- _Written exercise_:
Your task is to copy every line of this material exactly.

**** The input ****

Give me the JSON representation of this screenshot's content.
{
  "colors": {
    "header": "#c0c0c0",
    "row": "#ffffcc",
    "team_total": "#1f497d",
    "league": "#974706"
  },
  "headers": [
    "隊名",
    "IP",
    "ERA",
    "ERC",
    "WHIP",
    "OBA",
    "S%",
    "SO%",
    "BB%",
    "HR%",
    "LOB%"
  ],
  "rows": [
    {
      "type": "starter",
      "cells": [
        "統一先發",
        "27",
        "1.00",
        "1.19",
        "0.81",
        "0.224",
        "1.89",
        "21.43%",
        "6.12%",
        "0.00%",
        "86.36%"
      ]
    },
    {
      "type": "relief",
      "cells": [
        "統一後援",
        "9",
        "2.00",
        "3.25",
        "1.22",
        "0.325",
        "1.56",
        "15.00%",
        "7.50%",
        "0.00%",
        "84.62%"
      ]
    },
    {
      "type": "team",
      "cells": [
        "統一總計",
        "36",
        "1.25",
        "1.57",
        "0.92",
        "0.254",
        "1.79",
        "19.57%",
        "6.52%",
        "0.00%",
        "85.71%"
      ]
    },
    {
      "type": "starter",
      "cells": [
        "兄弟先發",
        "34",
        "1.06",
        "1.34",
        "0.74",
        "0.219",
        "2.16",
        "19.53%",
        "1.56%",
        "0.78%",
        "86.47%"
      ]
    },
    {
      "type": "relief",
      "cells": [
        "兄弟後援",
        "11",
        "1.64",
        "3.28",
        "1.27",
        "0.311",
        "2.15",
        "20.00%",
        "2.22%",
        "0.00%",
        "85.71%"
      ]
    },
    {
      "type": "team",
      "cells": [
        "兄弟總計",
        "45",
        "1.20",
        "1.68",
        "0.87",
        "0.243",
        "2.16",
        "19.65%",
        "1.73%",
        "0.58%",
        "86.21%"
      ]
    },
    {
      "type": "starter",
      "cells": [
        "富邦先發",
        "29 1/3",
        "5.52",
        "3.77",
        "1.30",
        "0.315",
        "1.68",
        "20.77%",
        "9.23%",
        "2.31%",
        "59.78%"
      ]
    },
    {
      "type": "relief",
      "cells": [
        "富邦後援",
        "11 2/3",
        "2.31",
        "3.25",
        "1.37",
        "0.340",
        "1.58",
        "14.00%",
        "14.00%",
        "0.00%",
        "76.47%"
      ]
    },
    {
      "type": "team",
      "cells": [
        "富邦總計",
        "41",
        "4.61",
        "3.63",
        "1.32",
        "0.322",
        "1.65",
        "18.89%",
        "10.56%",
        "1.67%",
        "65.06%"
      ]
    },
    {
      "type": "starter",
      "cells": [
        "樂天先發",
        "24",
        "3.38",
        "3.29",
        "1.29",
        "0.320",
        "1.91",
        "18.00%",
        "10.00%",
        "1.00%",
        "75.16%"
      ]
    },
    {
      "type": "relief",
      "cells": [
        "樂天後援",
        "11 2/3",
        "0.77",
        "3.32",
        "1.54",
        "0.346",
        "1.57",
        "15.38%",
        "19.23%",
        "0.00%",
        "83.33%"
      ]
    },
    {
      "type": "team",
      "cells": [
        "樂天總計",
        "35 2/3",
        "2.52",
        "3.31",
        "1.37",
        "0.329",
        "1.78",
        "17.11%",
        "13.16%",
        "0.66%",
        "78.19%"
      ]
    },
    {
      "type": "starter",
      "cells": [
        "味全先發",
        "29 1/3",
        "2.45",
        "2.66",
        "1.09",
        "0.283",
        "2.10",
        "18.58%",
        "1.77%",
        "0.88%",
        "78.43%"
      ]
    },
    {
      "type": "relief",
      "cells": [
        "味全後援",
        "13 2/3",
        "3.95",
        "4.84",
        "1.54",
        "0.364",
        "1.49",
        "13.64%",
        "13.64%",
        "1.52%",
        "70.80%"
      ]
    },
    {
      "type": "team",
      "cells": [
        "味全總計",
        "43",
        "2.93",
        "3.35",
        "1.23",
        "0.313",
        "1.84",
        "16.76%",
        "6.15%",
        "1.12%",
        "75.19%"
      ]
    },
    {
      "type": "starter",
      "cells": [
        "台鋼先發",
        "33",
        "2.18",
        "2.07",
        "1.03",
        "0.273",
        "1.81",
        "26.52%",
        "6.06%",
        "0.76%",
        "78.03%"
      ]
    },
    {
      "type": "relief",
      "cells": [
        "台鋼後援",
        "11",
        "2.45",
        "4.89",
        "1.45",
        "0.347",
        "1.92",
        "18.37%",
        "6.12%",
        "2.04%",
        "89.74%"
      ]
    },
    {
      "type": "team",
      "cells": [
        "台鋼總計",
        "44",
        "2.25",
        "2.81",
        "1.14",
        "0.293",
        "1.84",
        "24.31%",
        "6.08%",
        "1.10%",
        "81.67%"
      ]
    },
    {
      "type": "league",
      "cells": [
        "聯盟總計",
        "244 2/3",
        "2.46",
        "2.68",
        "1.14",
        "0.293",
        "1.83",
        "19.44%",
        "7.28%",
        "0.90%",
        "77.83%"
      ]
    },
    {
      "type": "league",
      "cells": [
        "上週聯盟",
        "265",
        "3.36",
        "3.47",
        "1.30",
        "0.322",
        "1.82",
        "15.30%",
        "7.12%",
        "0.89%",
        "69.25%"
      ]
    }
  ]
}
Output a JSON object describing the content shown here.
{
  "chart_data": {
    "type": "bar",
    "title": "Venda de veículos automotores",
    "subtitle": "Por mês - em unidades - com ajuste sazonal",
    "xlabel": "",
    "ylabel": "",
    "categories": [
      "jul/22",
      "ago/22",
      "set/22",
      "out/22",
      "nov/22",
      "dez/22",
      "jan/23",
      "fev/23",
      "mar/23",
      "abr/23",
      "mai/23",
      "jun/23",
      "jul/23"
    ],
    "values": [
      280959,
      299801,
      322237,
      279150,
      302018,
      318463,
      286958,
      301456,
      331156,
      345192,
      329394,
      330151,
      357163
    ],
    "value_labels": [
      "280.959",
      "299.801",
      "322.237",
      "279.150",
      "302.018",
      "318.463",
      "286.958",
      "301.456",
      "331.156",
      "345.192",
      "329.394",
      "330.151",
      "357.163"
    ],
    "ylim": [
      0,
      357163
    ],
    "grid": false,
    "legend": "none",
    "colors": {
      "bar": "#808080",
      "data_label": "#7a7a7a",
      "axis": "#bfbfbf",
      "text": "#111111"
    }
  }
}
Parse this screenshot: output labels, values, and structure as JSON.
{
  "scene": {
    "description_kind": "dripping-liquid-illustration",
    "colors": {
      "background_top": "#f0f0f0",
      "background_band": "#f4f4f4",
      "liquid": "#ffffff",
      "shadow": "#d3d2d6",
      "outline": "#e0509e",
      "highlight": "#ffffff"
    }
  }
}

****

- _Worked answer_:
Give me the JSON representation of this screenshot's content.
{
  "colors": {
    "header": "#c0c0c0",
    "row": "#ffffcc",
    "team_total": "#1f497d",
    "league": "#974706"
  },
  "headers": [
    "隊名",
    "IP",
    "ERA",
    "ERC",
    "WHIP",
    "OBA",
    "S%",
    "SO%",
    "BB%",
    "HR%",
    "LOB%"
  ],
  "rows": [
    {
      "type": "starter",
      "cells": [
        "統一先發",
        "27",
        "1.00",
        "1.19",
        "0.81",
        "0.224",
        "1.89",
        "21.43%",
        "6.12%",
        "0.00%",
        "86.36%"
      ]
    },
    {
      "type": "relief",
      "cells": [
        "統一後援",
        "9",
        "2.00",
        "3.25",
        "1.22",
        "0.325",
        "1.56",
        "15.00%",
        "7.50%",
        "0.00%",
        "84.62%"
      ]
    },
    {
      "type": "team",
      "cells": [
        "統一總計",
        "36",
        "1.25",
        "1.57",
        "0.92",
        "0.254",
        "1.79",
        "19.57%",
        "6.52%",
        "0.00%",
        "85.71%"
      ]
    },
    {
      "type": "starter",
      "cells": [
        "兄弟先發",
        "34",
        "1.06",
        "1.34",
        "0.74",
        "0.219",
        "2.16",
        "19.53%",
        "1.56%",
        "0.78%",
        "86.47%"
      ]
    },
    {
      "type": "relief",
      "cells": [
        "兄弟後援",
        "11",
        "1.64",
        "3.28",
        "1.27",
        "0.311",
        "2.15",
        "20.00%",
        "2.22%",
        "0.00%",
        "85.71%"
      ]
    },
    {
      "type": "team",
      "cells": [
        "兄弟總計",
        "45",
        "1.20",
        "1.68",
        "0.87",
        "0.243",
        "2.16",
        "19.65%",
        "1.73%",
        "0.58%",
        "86.21%"
      ]
    },
    {
      "type": "starter",
      "cells": [
        "富邦先發",
        "29 1/3",
        "5.52",
        "3.77",
        "1.30",
        "0.315",
        "1.68",
        "20.77%",
        "9.23%",
        "2.31%",
        "59.78%"
      ]
    },
    {
      "type": "relief",
      "cells": [
        "富邦後援",
        "11 2/3",
        "2.31",
        "3.25",
        "1.37",
        "0.340",
        "1.58",
        "14.00%",
        "14.00%",
        "0.00%",
        "76.47%"
      ]
    },
    {
      "type": "team",
      "cells": [
        "富邦總計",
        "41",
        "4.61",
        "3.63",
        "1.32",
        "0.322",
        "1.65",
        "18.89%",
        "10.56%",
        "1.67%",
        "65.06%"
      ]
    },
    {
      "type": "starter",
      "cells": [
        "樂天先發",
        "24",
        "3.38",
        "3.29",
        "1.29",
        "0.320",
        "1.91",
        "18.00%",
        "10.00%",
        "1.00%",
        "75.16%"
      ]
    },
    {
      "type": "relief",
      "cells": [
        "樂天後援",
        "11 2/3",
        "0.77",
        "3.32",
        "1.54",
        "0.346",
        "1.57",
        "15.38%",
        "19.23%",
        "0.00%",
        "83.33%"
      ]
    },
    {
      "type": "team",
      "cells": [
        "樂天總計",
        "35 2/3",
        "2.52",
        "3.31",
        "1.37",
        "0.329",
        "1.78",
        "17.11%",
        "13.16%",
        "0.66%",
        "78.19%"
      ]
    },
    {
      "type": "starter",
      "cells": [
        "味全先發",
        "29 1/3",
        "2.45",
        "2.66",
        "1.09",
        "0.283",
        "2.10",
        "18.58%",
        "1.77%",
        "0.88%",
        "78.43%"
      ]
    },
    {
      "type": "relief",
      "cells": [
        "味全後援",
        "13 2/3",
        "3.95",
        "4.84",
        "1.54",
        "0.364",
        "1.49",
        "13.64%",
        "13.64%",
        "1.52%",
        "70.80%"
      ]
    },
    {
      "type": "team",
      "cells": [
        "味全總計",
        "43",
        "2.93",
        "3.35",
        "1.23",
        "0.313",
        "1.84",
        "16.76%",
        "6.15%",
        "1.12%",
        "75.19%"
      ]
    },
    {
      "type": "starter",
      "cells": [
        "台鋼先發",
        "33",
        "2.18",
        "2.07",
        "1.03",
        "0.273",
        "1.81",
        "26.52%",
        "6.06%",
        "0.76%",
        "78.03%"
      ]
    },
    {
      "type": "relief",
      "cells": [
        "台鋼後援",
        "11",
        "2.45",
        "4.89",
        "1.45",
        "0.347",
        "1.92",
        "18.37%",
        "6.12%",
        "2.04%",
        "89.74%"
      ]
    },
    {
      "type": "team",
      "cells": [
        "台鋼總計",
        "44",
        "2.25",
        "2.81",
        "1.14",
        "0.293",
        "1.84",
        "24.31%",
        "6.08%",
        "1.10%",
        "81.67%"
      ]
    },
    {
      "type": "league",
      "cells": [
        "聯盟總計",
        "244 2/3",
        "2.46",
        "2.68",
        "1.14",
        "0.293",
        "1.83",
        "19.44%",
        "7.28%",
        "0.90%",
        "77.83%"
      ]
    },
    {
      "type": "league",
      "cells": [
        "上週聯盟",
        "265",
        "3.36",
        "3.47",
        "1.30",
        "0.322",
        "1.82",
        "15.30%",
        "7.12%",
        "0.89%",
        "69.25%"
      ]
    }
  ]
}
Output a JSON object describing the content shown here.
{
  "chart_data": {
    "type": "bar",
    "title": "Venda de veículos automotores",
    "subtitle": "Por mês - em unidades - com ajuste sazonal",
    "xlabel": "",
    "ylabel": "",
    "categories": [
      "jul/22",
      "ago/22",
      "set/22",
      "out/22",
      "nov/22",
      "dez/22",
      "jan/23",
      "fev/23",
      "mar/23",
      "abr/23",
      "mai/23",
      "jun/23",
      "jul/23"
    ],
    "values": [
      280959,
      299801,
      322237,
      279150,
      302018,
      318463,
      286958,
      301456,
      331156,
      345192,
      329394,
      330151,
      357163
    ],
    "value_labels": [
      "280.959",
      "299.801",
      "322.237",
      "279.150",
      "302.018",
      "318.463",
      "286.958",
      "301.456",
      "331.156",
      "345.192",
      "329.394",
      "330.151",
      "357.163"
    ],
    "ylim": [
      0,
      357163
    ],
    "grid": false,
    "legend": "none",
    "colors": {
      "bar": "#808080",
      "data_label": "#7a7a7a",
      "axis": "#bfbfbf",
      "text": "#111111"
    }
  }
}
Parse this screenshot: output labels, values, and structure as JSON.
{
  "scene": {
    "description_kind": "dripping-liquid-illustration",
    "colors": {
      "background_top": "#f0f0f0",
      "background_band": "#f4f4f4",
      "liquid": "#ffffff",
      "shadow": "#d3d2d6",
      "outline": "#e0509e",
      "highlight": "#ffffff"
    }
  }
}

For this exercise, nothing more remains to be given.